No images are to be carried over; print all other material exactly as it stands.

Records contained in a dataset

•••••

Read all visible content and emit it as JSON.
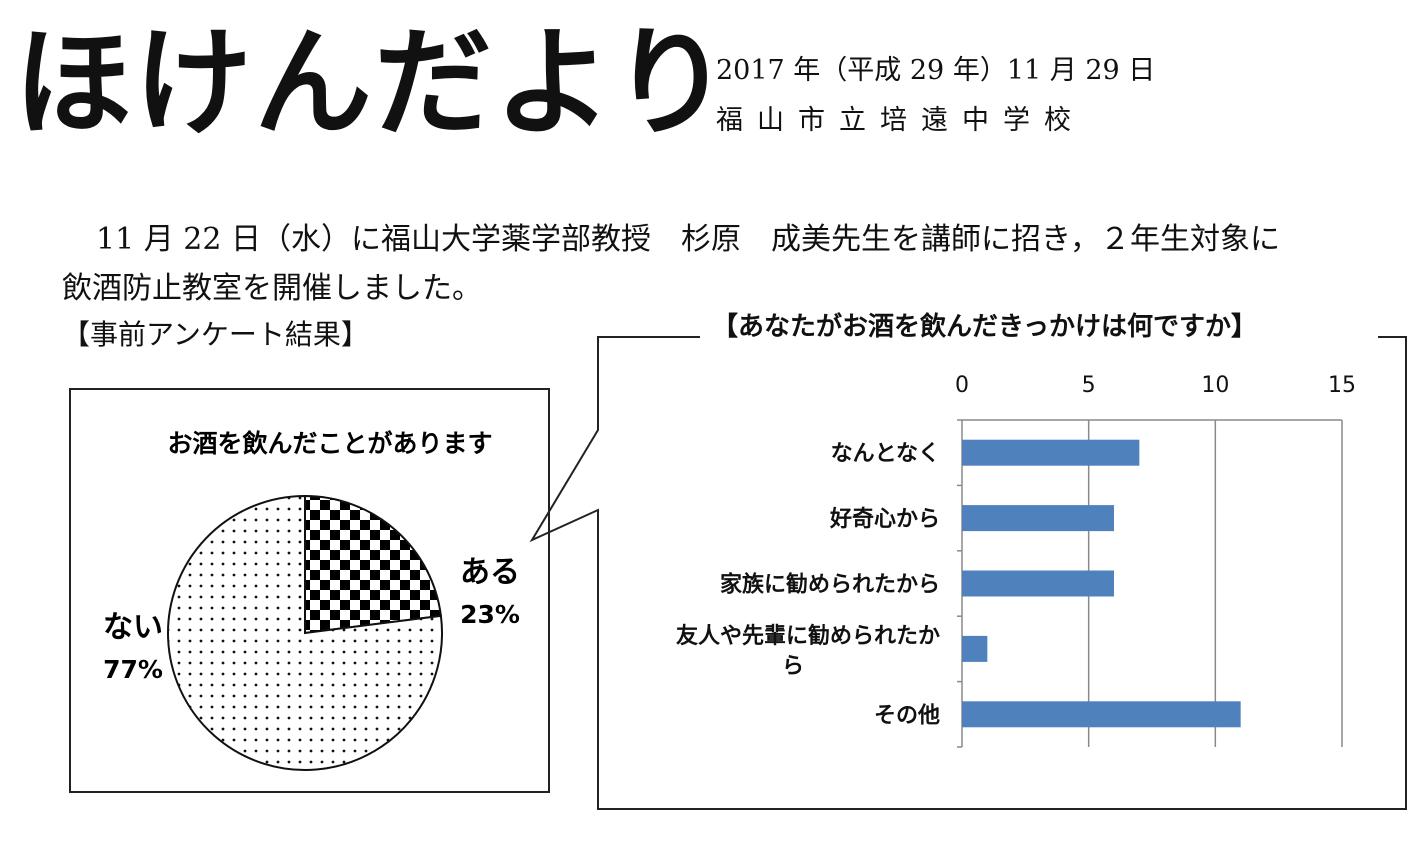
{
  "header": {
    "title": "ほけんだより",
    "date": "2017 年（平成 29 年）11 月 29 日",
    "school": "福山市立培遠中学校"
  },
  "intro": {
    "line1": "11 月 22 日（水）に福山大学薬学部教授　杉原　成美先生を講師に招き，２年生対象に",
    "line2": "飲酒防止教室を開催しました。"
  },
  "survey_heading": "【事前アンケート結果】",
  "pie_chart": {
    "title": "お酒を飲んだことがあります",
    "labels": {
      "yes": "ある",
      "yes_pct": "23%",
      "no": "ない",
      "no_pct": "77%"
    }
  },
  "bar_title": "【あなたがお酒を飲んだきっかけは何ですか】",
  "bar_labels": [
    "なんとなく",
    "好奇心から",
    "家族に勧められたから",
    "友人や先輩に勧められたか",
    "ら",
    "その他"
  ],
  "chart_data": [
    {
      "type": "pie",
      "title": "お酒を飲んだことがあります",
      "categories": [
        "ある",
        "ない"
      ],
      "values": [
        23,
        77
      ],
      "unit": "%"
    },
    {
      "type": "bar",
      "orientation": "horizontal",
      "title": "【あなたがお酒を飲んだきっかけは何ですか】",
      "categories": [
        "なんとなく",
        "好奇心から",
        "家族に勧められたから",
        "友人や先輩に勧められたから",
        "その他"
      ],
      "values": [
        7,
        6,
        6,
        1,
        11
      ],
      "xlim": [
        0,
        15
      ],
      "xticks": [
        "0",
        "5",
        "10",
        "15"
      ],
      "x_axis_position": "top",
      "grid": true,
      "color": "#4f81bd"
    }
  ]
}
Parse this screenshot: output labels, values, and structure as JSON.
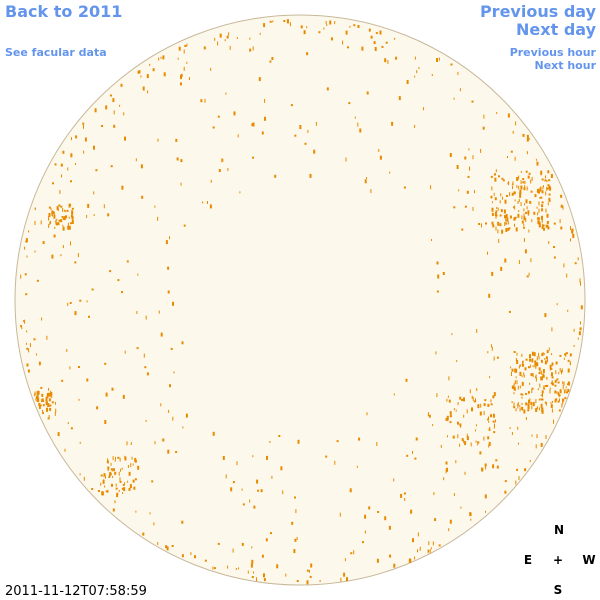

•••••

Answer below >>
Read all visible content and emit it as JSON.
{
  "header": {
    "title": "ほけんだより",
    "date": "2017 年（平成 29 年）11 月 29 日",
    "school": "福山市立培遠中学校"
  },
  "intro": {
    "line1": "11 月 22 日（水）に福山大学薬学部教授　杉原　成美先生を講師に招き，２年生対象に",
    "line2": "飲酒防止教室を開催しました。"
  },
  "survey_heading": "【事前アンケート結果】",
  "pie_chart": {
    "title": "お酒を飲んだことがあります",
    "labels": {
      "yes": "ある",
      "yes_pct": "23%",
      "no": "ない",
      "no_pct": "77%"
    }
  },
  "bar_title": "【あなたがお酒を飲んだきっかけは何ですか】",
  "bar_labels": [
    "なんとなく",
    "好奇心から",
    "家族に勧められたから",
    "友人や先輩に勧められたか",
    "ら",
    "その他"
  ],
  "chart_data": [
    {
      "type": "pie",
      "title": "お酒を飲んだことがあります",
      "categories": [
        "ある",
        "ない"
      ],
      "values": [
        23,
        77
      ],
      "unit": "%"
    },
    {
      "type": "bar",
      "orientation": "horizontal",
      "title": "【あなたがお酒を飲んだきっかけは何ですか】",
      "categories": [
        "なんとなく",
        "好奇心から",
        "家族に勧められたから",
        "友人や先輩に勧められたから",
        "その他"
      ],
      "values": [
        7,
        6,
        6,
        1,
        11
      ],
      "xlim": [
        0,
        15
      ],
      "xticks": [
        "0",
        "5",
        "10",
        "15"
      ],
      "x_axis_position": "top",
      "grid": true,
      "color": "#4f81bd"
    }
  ]
}
Parse this screenshot: output labels, values, and structure as JSON.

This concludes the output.